What Are Your Buying Signals?

The USA Today quiz below, which makes a reference to a customer’s “buying signals,” got us wondering, what are our “tells” when we’re in the store? It turns out there are all sorts of places online to help us with this bit o’ self-knowledge.

“Whether our prospects like it or not, their bodies and words say it for them,” writes Laura Laaman for Business First. She lists a few basic signals salespeople should look for, which you may be providing without knowing:

  • Your prospect retakes possession of the product after your presentation.
  • Your prospect takes mental possession of the product or service. She could, for example, ask about the warranty. A novice salesperson thinks, “She’s concerned about the warranty.”
  • When one person asks permission of another. This can happen verbally or nonverbally. The reason a person initiates the “what do you think?” look is because he thinks it makes sense to move forward but wants reassurance from another person. If your prospect is shopping alone, he could look to you or ask for your opinion, and say something like: “Which model is most popular?”

Why is it so important to react to these buying signals immediately? Because they go away almost immediately. Buyers’ remorse sets in quickly, so hearing and reacting to the buying signals instantly often is the difference between a sale or not. An exception to this rule is when a customer asks about delivery or installation time.

Changing Minds lists some basic behavioral patterns that may help you see yourself as retailers see you. For example, as a shopper I tend to linger over products a looonnng time, which almost always triggers a salesperson intruding on my headphoned cone-of-music. I will stop doing this in the future, because it’s apparently a well-known signal to retailers that I’m thinking about buying, when what I’m actually thinking about is being a rock star and performing the song I’m listening to.

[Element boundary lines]
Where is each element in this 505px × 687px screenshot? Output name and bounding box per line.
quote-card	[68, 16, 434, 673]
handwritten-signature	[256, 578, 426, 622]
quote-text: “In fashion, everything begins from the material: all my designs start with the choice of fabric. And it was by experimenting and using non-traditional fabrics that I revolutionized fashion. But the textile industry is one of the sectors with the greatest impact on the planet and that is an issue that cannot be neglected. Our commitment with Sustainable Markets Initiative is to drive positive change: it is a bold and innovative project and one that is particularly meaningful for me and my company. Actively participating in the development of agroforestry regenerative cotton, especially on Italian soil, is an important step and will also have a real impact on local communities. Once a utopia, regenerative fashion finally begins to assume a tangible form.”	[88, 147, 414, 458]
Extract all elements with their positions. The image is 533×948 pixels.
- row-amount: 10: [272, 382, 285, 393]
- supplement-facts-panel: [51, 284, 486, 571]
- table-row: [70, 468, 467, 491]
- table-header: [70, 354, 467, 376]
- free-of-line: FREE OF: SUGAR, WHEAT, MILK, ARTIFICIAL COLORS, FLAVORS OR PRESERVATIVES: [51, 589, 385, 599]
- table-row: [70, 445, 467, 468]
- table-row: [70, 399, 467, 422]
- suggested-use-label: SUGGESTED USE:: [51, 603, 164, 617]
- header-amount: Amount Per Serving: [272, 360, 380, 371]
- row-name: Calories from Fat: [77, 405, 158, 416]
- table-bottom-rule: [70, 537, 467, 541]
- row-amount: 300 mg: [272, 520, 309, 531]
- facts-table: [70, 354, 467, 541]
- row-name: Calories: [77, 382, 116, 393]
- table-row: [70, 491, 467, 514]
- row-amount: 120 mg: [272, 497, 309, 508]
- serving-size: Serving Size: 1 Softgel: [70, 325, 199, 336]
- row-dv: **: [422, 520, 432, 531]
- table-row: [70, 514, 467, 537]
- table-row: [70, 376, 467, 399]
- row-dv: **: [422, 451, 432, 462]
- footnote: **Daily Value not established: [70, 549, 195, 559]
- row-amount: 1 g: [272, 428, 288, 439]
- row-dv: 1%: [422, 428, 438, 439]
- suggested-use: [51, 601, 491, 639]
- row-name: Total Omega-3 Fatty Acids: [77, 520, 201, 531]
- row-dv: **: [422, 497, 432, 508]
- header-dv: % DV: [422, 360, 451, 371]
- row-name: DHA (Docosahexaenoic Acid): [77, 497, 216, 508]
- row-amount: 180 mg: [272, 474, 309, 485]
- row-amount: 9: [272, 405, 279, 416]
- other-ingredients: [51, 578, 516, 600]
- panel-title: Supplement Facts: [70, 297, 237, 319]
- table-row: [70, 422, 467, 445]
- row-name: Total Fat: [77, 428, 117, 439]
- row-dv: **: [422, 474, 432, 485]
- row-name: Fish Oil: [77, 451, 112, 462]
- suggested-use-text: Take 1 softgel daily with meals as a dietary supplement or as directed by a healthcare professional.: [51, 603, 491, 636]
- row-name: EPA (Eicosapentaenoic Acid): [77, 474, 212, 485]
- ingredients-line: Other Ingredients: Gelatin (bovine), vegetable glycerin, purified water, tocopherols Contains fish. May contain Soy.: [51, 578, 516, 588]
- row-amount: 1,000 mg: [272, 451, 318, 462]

• **Exercise goal**
Reproduce, word for word, the stretch of the buying-signals text from "Why is it so" through "I’m listening to.".

• **Exercise output**
Why is it so important to react to these buying signals immediately? Because they go away almost immediately. Buyers’ remorse sets in quickly, so hearing and reacting to the buying signals instantly often is the difference between a sale or not. An exception to this rule is when a customer asks about delivery or installation time.

Changing Minds lists some basic behavioral patterns that may help you see yourself as retailers see you. For example, as a shopper I tend to linger over products a looonnng time, which almost always triggers a salesperson intruding on my headphoned cone-of-music. I will stop doing this in the future, because it’s apparently a well-known signal to retailers that I’m thinking about buying, when what I’m actually thinking about is being a rock star and performing the song I’m listening to.